# PROMPT
Find each line with the word "this" and state how many there are, nothing more.

# EXERCISE INPUT
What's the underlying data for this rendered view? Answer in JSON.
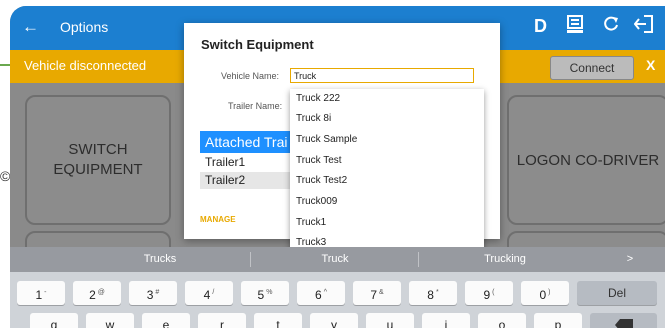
{
  "appbar": {
    "back_icon": "arrow-left-icon",
    "title": "Options",
    "icons": [
      "dashboard-d-icon",
      "document-icon",
      "refresh-icon",
      "logout-icon"
    ],
    "d_label": "D",
    "color": "#1c7fd0"
  },
  "status": {
    "message": "Vehicle disconnected",
    "connect_label": "Connect",
    "close_label": "X",
    "color": "#e8a900"
  },
  "tiles": {
    "switch_equipment": "SWITCH EQUIPMENT",
    "logon_codriver": "LOGON CO-DRIVER"
  },
  "dialog": {
    "title": "Switch Equipment",
    "vehicle_label": "Vehicle Name:",
    "vehicle_value": "Truck",
    "trailer_label": "Trailer Name:",
    "attached_header": "Attached Trai",
    "trailers": [
      "Trailer1",
      "Trailer2"
    ],
    "manage_label": "MANAGE",
    "partial_action": "H"
  },
  "dropdown": {
    "items": [
      "Truck 222",
      "Truck 8i",
      "Truck Sample",
      "Truck Test",
      "Truck Test2",
      "Truck009",
      "Truck1",
      "Truck3"
    ]
  },
  "keyboard": {
    "suggestions": [
      "Trucks",
      "Truck",
      "Trucking"
    ],
    "suggestion_arrow": ">",
    "number_row": [
      {
        "key": "1",
        "alt": "-"
      },
      {
        "key": "2",
        "alt": "@"
      },
      {
        "key": "3",
        "alt": "#"
      },
      {
        "key": "4",
        "alt": "/"
      },
      {
        "key": "5",
        "alt": "%"
      },
      {
        "key": "6",
        "alt": "^"
      },
      {
        "key": "7",
        "alt": "&"
      },
      {
        "key": "8",
        "alt": "*"
      },
      {
        "key": "9",
        "alt": "("
      },
      {
        "key": "0",
        "alt": ")"
      }
    ],
    "delete_label": "Del",
    "letter_row": [
      "q",
      "w",
      "e",
      "r",
      "t",
      "y",
      "u",
      "i",
      "o",
      "p"
    ]
  },
  "edge": {
    "glyph": "©"
  }
}
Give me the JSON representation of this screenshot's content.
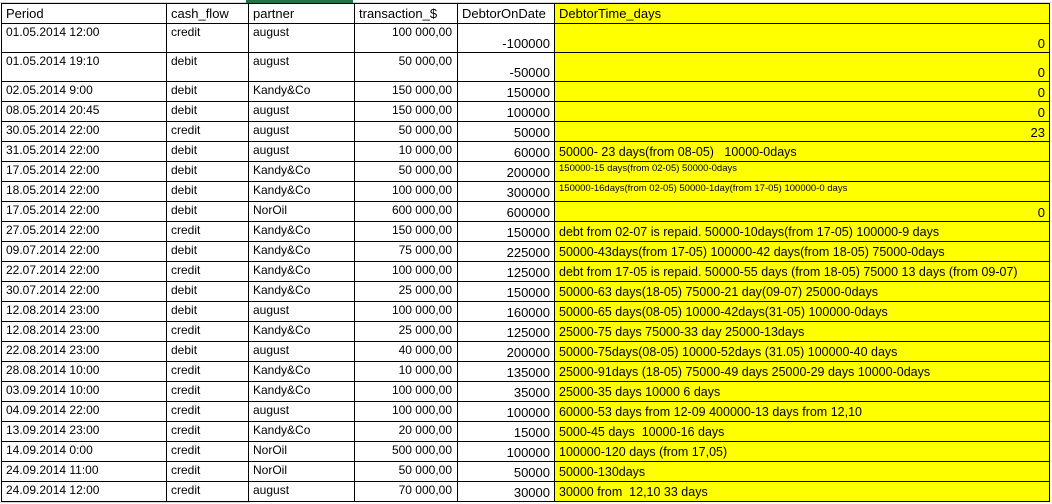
{
  "colors": {
    "highlight_yellow": "#ffff00",
    "selection_green": "#217346",
    "grid_border": "#000000"
  },
  "table": {
    "columns": [
      {
        "label": "Period"
      },
      {
        "label": "cash_flow"
      },
      {
        "label": "partner"
      },
      {
        "label": "transaction_$"
      },
      {
        "label": "DebtorOnDate"
      },
      {
        "label": "DebtorTime_days"
      }
    ],
    "rows": [
      {
        "period": "01.05.2014 12:00",
        "cash_flow": "credit",
        "partner": "august",
        "transaction": "100 000,00",
        "debtor_on_date": "-100000",
        "debtor_time_days": "0",
        "tall": true
      },
      {
        "period": "01.05.2014 19:10",
        "cash_flow": "debit",
        "partner": "august",
        "transaction": "50 000,00",
        "debtor_on_date": "-50000",
        "debtor_time_days": "0",
        "tall": true
      },
      {
        "period": "02.05.2014 9:00",
        "cash_flow": "debit",
        "partner": "Kandy&Co",
        "transaction": "150 000,00",
        "debtor_on_date": "150000",
        "debtor_time_days": "0"
      },
      {
        "period": "08.05.2014 20:45",
        "cash_flow": "debit",
        "partner": "august",
        "transaction": "150 000,00",
        "debtor_on_date": "100000",
        "debtor_time_days": "0"
      },
      {
        "period": "30.05.2014 22:00",
        "cash_flow": "credit",
        "partner": "august",
        "transaction": "50 000,00",
        "debtor_on_date": "50000",
        "debtor_time_days": "23"
      },
      {
        "period": "31.05.2014 22:00",
        "cash_flow": "debit",
        "partner": "august",
        "transaction": "10 000,00",
        "debtor_on_date": "60000",
        "debtor_time_days": "50000- 23 days(from 08-05)   10000-0days"
      },
      {
        "period": "17.05.2014 22:00",
        "cash_flow": "debit",
        "partner": "Kandy&Co",
        "transaction": "50 000,00",
        "debtor_on_date": "200000",
        "debtor_time_days": "150000-15 days(from 02-05) 50000-0days",
        "small": true
      },
      {
        "period": "18.05.2014 22:00",
        "cash_flow": "debit",
        "partner": "Kandy&Co",
        "transaction": "100 000,00",
        "debtor_on_date": "300000",
        "debtor_time_days": "150000-16days(from 02-05) 50000-1day(from 17-05) 100000-0 days",
        "small": true
      },
      {
        "period": "17.05.2014 22:00",
        "cash_flow": "debit",
        "partner": "NorOil",
        "transaction": "600 000,00",
        "debtor_on_date": "600000",
        "debtor_time_days": "0"
      },
      {
        "period": "27.05.2014 22:00",
        "cash_flow": "credit",
        "partner": "Kandy&Co",
        "transaction": "150 000,00",
        "debtor_on_date": "150000",
        "debtor_time_days": "debt from 02-07 is repaid. 50000-10days(from 17-05) 100000-9 days"
      },
      {
        "period": "09.07.2014 22:00",
        "cash_flow": "debit",
        "partner": "Kandy&Co",
        "transaction": "75 000,00",
        "debtor_on_date": "225000",
        "debtor_time_days": "50000-43days(from 17-05) 100000-42 days(from 18-05) 75000-0days"
      },
      {
        "period": "22.07.2014 22:00",
        "cash_flow": "credit",
        "partner": "Kandy&Co",
        "transaction": "100 000,00",
        "debtor_on_date": "125000",
        "debtor_time_days": "debt from 17-05 is repaid. 50000-55 days (from 18-05) 75000 13 days (from 09-07)"
      },
      {
        "period": "30.07.2014 22:00",
        "cash_flow": "debit",
        "partner": "Kandy&Co",
        "transaction": "25 000,00",
        "debtor_on_date": "150000",
        "debtor_time_days": "50000-63 days(18-05) 75000-21 day(09-07) 25000-0days"
      },
      {
        "period": "12.08.2014 23:00",
        "cash_flow": "debit",
        "partner": "august",
        "transaction": "100 000,00",
        "debtor_on_date": "160000",
        "debtor_time_days": "50000-65 days(08-05) 10000-42days(31-05) 100000-0days"
      },
      {
        "period": "12.08.2014 23:00",
        "cash_flow": "credit",
        "partner": "Kandy&Co",
        "transaction": "25 000,00",
        "debtor_on_date": "125000",
        "debtor_time_days": "25000-75 days 75000-33 day 25000-13days"
      },
      {
        "period": "22.08.2014 23:00",
        "cash_flow": "debit",
        "partner": "august",
        "transaction": "40 000,00",
        "debtor_on_date": "200000",
        "debtor_time_days": "50000-75days(08-05) 10000-52days (31.05) 100000-40 days"
      },
      {
        "period": "28.08.2014 10:00",
        "cash_flow": "credit",
        "partner": "Kandy&Co",
        "transaction": "10 000,00",
        "debtor_on_date": "135000",
        "debtor_time_days": "25000-91days (18-05) 75000-49 days 25000-29 days 10000-0days"
      },
      {
        "period": "03.09.2014 10:00",
        "cash_flow": "credit",
        "partner": "Kandy&Co",
        "transaction": "100 000,00",
        "debtor_on_date": "35000",
        "debtor_time_days": "25000-35 days 10000 6 days"
      },
      {
        "period": "04.09.2014 22:00",
        "cash_flow": "credit",
        "partner": "august",
        "transaction": "100 000,00",
        "debtor_on_date": "100000",
        "debtor_time_days": "60000-53 days from 12-09 400000-13 days from 12,10"
      },
      {
        "period": "13.09.2014 23:00",
        "cash_flow": "credit",
        "partner": "Kandy&Co",
        "transaction": "20 000,00",
        "debtor_on_date": "15000",
        "debtor_time_days": "5000-45 days  10000-16 days"
      },
      {
        "period": "14.09.2014 0:00",
        "cash_flow": "credit",
        "partner": "NorOil",
        "transaction": "500 000,00",
        "debtor_on_date": "100000",
        "debtor_time_days": "100000-120 days (from 17,05)"
      },
      {
        "period": "24.09.2014 11:00",
        "cash_flow": "credit",
        "partner": "NorOil",
        "transaction": "50 000,00",
        "debtor_on_date": "50000",
        "debtor_time_days": "50000-130days"
      },
      {
        "period": "24.09.2014 12:00",
        "cash_flow": "credit",
        "partner": "august",
        "transaction": "70 000,00",
        "debtor_on_date": "30000",
        "debtor_time_days": "30000 from  12,10 33 days"
      }
    ]
  }
}
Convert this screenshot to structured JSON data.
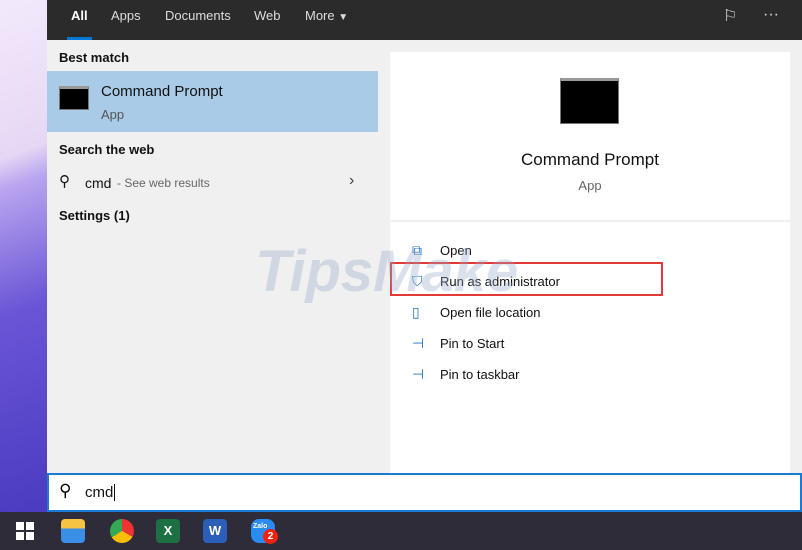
{
  "tabs": [
    {
      "label": "All",
      "active": true
    },
    {
      "label": "Apps"
    },
    {
      "label": "Documents"
    },
    {
      "label": "Web"
    },
    {
      "label": "More"
    }
  ],
  "left": {
    "best_match_header": "Best match",
    "best_match": {
      "title": "Command Prompt",
      "subtitle": "App"
    },
    "web_header": "Search the web",
    "web_item": {
      "query": "cmd",
      "suffix": "- See web results"
    },
    "settings_header": "Settings (1)"
  },
  "preview": {
    "title": "Command Prompt",
    "subtitle": "App"
  },
  "actions": [
    {
      "label": "Open",
      "icon": "open-icon"
    },
    {
      "label": "Run as administrator",
      "icon": "shield-icon",
      "highlighted": true
    },
    {
      "label": "Open file location",
      "icon": "file-location-icon"
    },
    {
      "label": "Pin to Start",
      "icon": "pin-icon"
    },
    {
      "label": "Pin to taskbar",
      "icon": "pin-icon"
    }
  ],
  "search": {
    "value": "cmd"
  },
  "taskbar": {
    "zalo_badge": "2",
    "zalo_label": "Zalo"
  },
  "watermark": "TipsMake.com",
  "colors": {
    "accent": "#0078d7",
    "highlight_border": "#e53935",
    "selected": "#a9cbe7"
  }
}
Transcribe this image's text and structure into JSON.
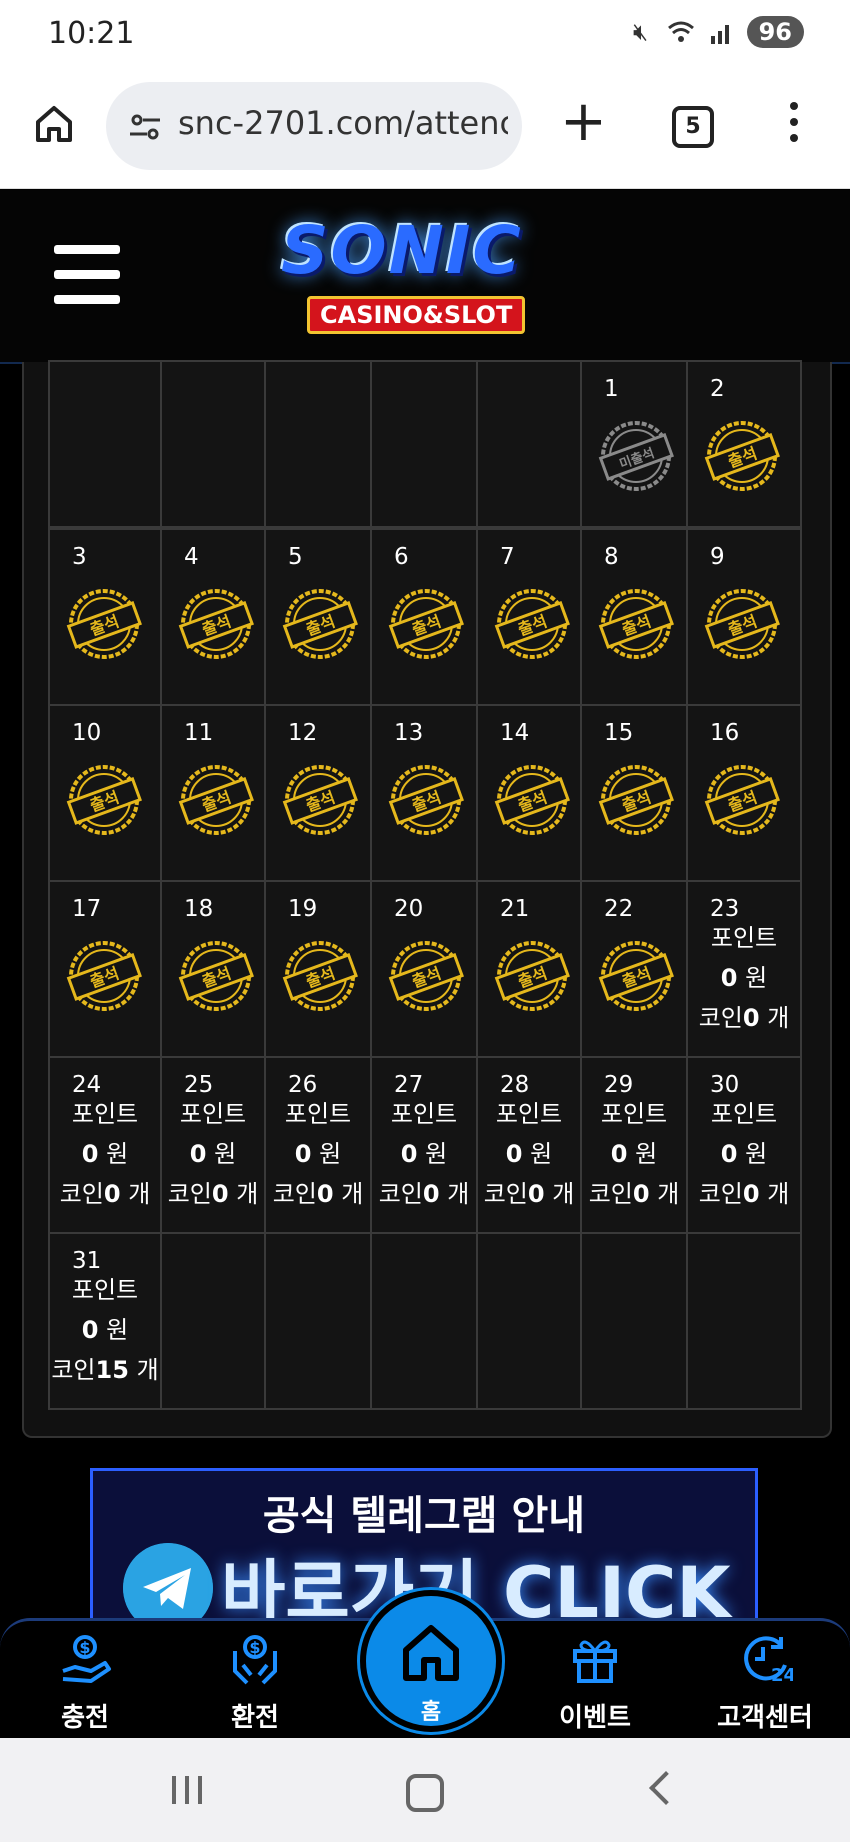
{
  "status_bar": {
    "time": "10:21",
    "battery": "96"
  },
  "browser": {
    "url": "snc-2701.com/attenc",
    "tab_count": "5"
  },
  "site": {
    "logo_main": "SONIC",
    "logo_sub": "CASINO&SLOT"
  },
  "calendar": {
    "stamp_present": "출석",
    "stamp_absent": "미출석",
    "points_label": "포인트",
    "won_unit": "원",
    "coin_label": "코인",
    "count_unit": "개",
    "days": [
      {
        "day": "1",
        "status": "absent"
      },
      {
        "day": "2",
        "status": "present"
      },
      {
        "day": "3",
        "status": "present"
      },
      {
        "day": "4",
        "status": "present"
      },
      {
        "day": "5",
        "status": "present"
      },
      {
        "day": "6",
        "status": "present"
      },
      {
        "day": "7",
        "status": "present"
      },
      {
        "day": "8",
        "status": "present"
      },
      {
        "day": "9",
        "status": "present"
      },
      {
        "day": "10",
        "status": "present"
      },
      {
        "day": "11",
        "status": "present"
      },
      {
        "day": "12",
        "status": "present"
      },
      {
        "day": "13",
        "status": "present"
      },
      {
        "day": "14",
        "status": "present"
      },
      {
        "day": "15",
        "status": "present"
      },
      {
        "day": "16",
        "status": "present"
      },
      {
        "day": "17",
        "status": "present"
      },
      {
        "day": "18",
        "status": "present"
      },
      {
        "day": "19",
        "status": "present"
      },
      {
        "day": "20",
        "status": "present"
      },
      {
        "day": "21",
        "status": "present"
      },
      {
        "day": "22",
        "status": "present"
      },
      {
        "day": "23",
        "status": "reward",
        "points": "0",
        "coins": "0"
      },
      {
        "day": "24",
        "status": "reward",
        "points": "0",
        "coins": "0"
      },
      {
        "day": "25",
        "status": "reward",
        "points": "0",
        "coins": "0"
      },
      {
        "day": "26",
        "status": "reward",
        "points": "0",
        "coins": "0"
      },
      {
        "day": "27",
        "status": "reward",
        "points": "0",
        "coins": "0"
      },
      {
        "day": "28",
        "status": "reward",
        "points": "0",
        "coins": "0"
      },
      {
        "day": "29",
        "status": "reward",
        "points": "0",
        "coins": "0"
      },
      {
        "day": "30",
        "status": "reward",
        "points": "0",
        "coins": "0"
      },
      {
        "day": "31",
        "status": "reward",
        "points": "0",
        "coins": "15"
      }
    ]
  },
  "banner": {
    "title": "공식 텔레그램 안내",
    "cta": "바로가기 CLICK"
  },
  "bottom_nav": {
    "charge": "충전",
    "exchange": "환전",
    "home": "홈",
    "event": "이벤트",
    "support": "고객센터"
  },
  "colors": {
    "accent": "#0b8ae8",
    "stamp_gold": "#e5b81c",
    "stamp_gray": "#8a8a8a"
  }
}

# THE REPLY
4